--- start The records ---

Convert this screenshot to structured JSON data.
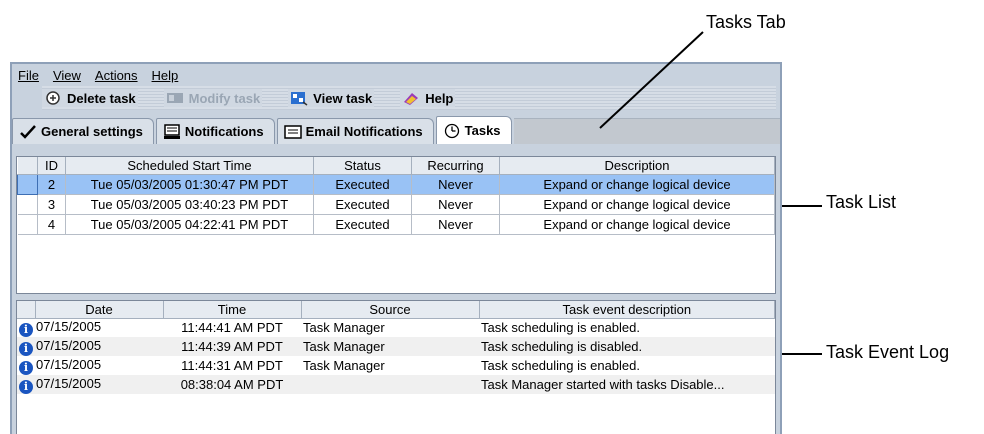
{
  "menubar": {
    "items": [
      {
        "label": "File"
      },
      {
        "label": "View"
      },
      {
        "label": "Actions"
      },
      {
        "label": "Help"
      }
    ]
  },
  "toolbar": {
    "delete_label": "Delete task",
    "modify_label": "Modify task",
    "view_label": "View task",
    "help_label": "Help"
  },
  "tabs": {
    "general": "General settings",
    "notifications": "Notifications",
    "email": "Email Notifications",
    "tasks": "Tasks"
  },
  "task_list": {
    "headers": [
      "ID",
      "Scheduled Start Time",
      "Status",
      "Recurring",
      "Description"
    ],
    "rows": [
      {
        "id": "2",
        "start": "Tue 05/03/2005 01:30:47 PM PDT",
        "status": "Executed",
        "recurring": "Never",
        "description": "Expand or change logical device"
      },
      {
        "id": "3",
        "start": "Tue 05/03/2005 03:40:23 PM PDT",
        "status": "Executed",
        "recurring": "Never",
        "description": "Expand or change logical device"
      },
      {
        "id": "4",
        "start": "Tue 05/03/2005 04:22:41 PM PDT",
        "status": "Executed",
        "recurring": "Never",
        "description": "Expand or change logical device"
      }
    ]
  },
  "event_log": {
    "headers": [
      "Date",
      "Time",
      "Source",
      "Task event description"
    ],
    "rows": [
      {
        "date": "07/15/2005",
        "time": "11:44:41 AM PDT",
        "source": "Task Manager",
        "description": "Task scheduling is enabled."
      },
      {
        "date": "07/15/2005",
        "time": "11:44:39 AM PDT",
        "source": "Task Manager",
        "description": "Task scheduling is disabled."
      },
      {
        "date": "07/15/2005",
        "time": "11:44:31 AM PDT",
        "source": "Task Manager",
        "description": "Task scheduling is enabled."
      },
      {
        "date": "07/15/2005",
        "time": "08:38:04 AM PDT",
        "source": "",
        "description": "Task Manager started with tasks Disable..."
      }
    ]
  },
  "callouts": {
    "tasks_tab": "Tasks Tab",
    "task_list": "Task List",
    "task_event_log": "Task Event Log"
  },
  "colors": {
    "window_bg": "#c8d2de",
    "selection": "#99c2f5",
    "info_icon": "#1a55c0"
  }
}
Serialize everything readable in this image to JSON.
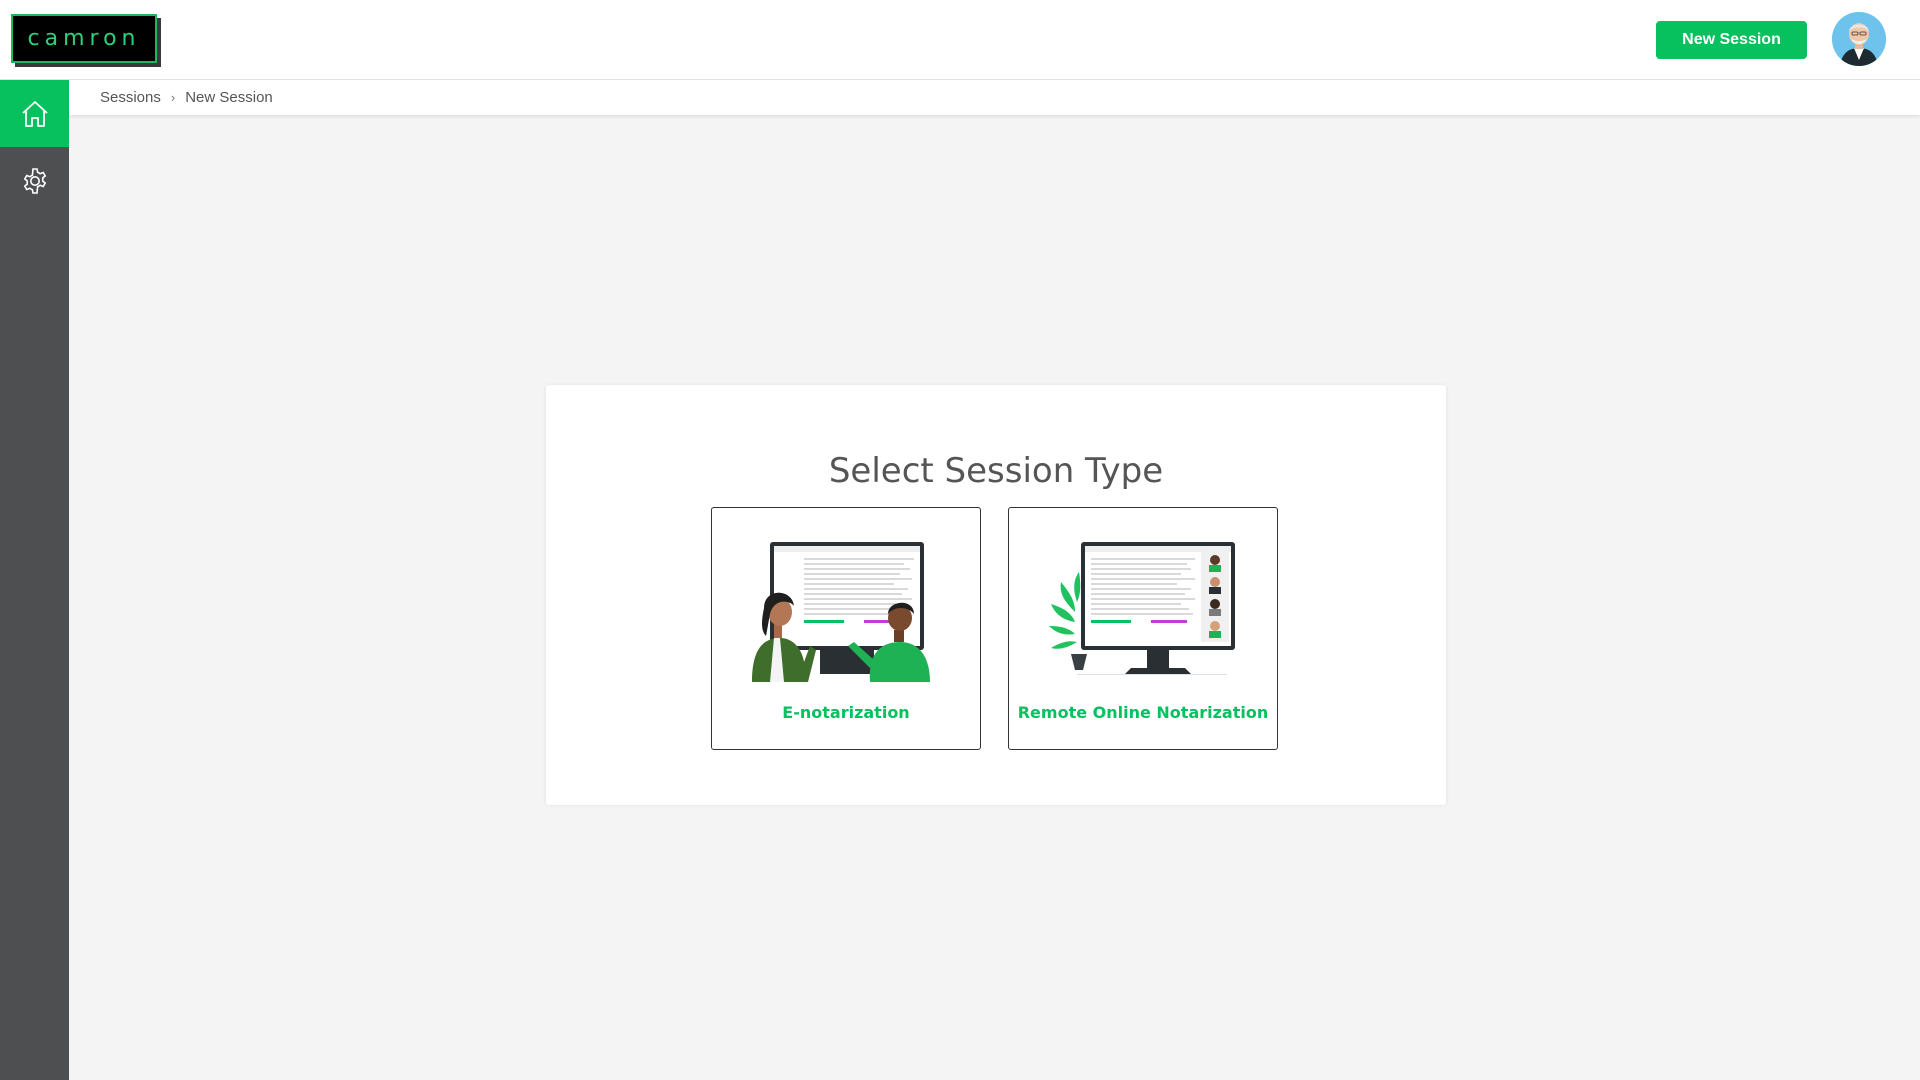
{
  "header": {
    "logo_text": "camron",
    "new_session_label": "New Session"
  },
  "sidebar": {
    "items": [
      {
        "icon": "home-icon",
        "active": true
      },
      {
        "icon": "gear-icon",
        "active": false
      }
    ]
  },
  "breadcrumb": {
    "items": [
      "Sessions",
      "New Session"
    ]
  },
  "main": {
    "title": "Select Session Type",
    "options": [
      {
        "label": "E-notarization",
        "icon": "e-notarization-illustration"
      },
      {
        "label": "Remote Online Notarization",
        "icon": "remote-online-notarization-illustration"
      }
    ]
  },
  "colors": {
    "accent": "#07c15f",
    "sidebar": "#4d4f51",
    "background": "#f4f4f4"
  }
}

--- end The records ---
--- start The records ---

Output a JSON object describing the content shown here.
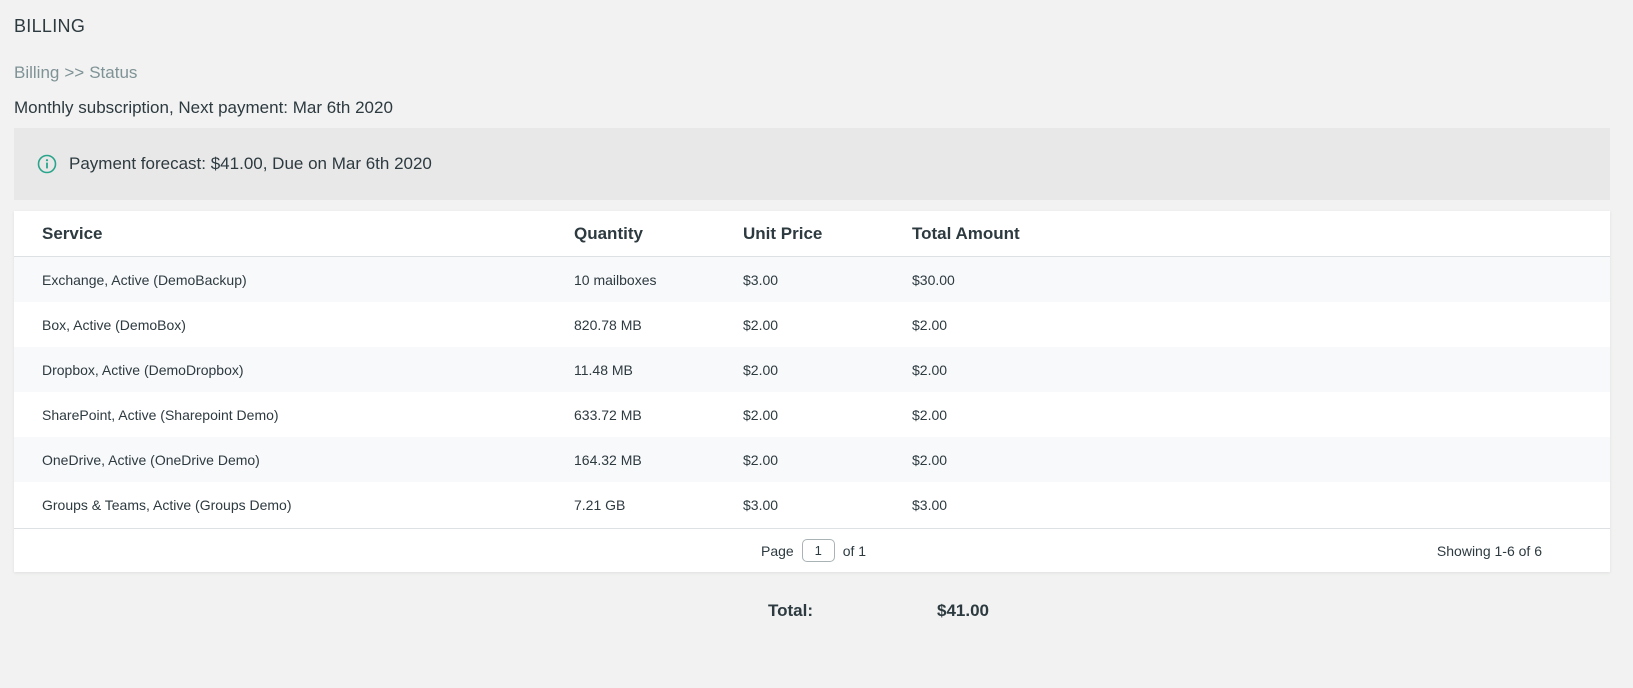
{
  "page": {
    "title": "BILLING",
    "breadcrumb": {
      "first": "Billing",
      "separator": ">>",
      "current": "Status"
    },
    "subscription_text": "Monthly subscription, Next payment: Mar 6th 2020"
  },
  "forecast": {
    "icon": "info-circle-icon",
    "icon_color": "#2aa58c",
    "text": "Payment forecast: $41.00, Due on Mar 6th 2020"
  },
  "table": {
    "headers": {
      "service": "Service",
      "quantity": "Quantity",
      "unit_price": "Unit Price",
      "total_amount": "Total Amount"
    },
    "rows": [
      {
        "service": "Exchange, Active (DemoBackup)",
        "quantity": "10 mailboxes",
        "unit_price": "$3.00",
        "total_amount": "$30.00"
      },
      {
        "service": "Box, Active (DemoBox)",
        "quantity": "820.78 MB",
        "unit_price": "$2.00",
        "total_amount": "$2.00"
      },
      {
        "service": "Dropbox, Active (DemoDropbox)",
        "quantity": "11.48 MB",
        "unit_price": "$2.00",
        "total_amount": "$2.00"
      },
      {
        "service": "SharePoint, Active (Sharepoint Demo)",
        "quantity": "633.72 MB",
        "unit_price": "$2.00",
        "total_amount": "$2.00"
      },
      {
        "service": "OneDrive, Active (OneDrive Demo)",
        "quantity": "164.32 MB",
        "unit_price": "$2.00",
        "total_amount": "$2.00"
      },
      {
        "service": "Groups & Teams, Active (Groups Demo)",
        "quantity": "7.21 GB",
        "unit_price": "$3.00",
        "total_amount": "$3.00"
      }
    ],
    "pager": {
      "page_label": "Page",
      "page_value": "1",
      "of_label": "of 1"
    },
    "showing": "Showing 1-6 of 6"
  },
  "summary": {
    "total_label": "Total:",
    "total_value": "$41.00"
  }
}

--- end The records ---

* [Task goal]
In the listing, find each line with the string "quantity" and copy it.

* [Task answer]
      "quantity": "Quantity",
        "quantity": "10 mailboxes",
        "quantity": "820.78 MB",
        "quantity": "11.48 MB",
        "quantity": "633.72 MB",
        "quantity": "164.32 MB",
        "quantity": "7.21 GB",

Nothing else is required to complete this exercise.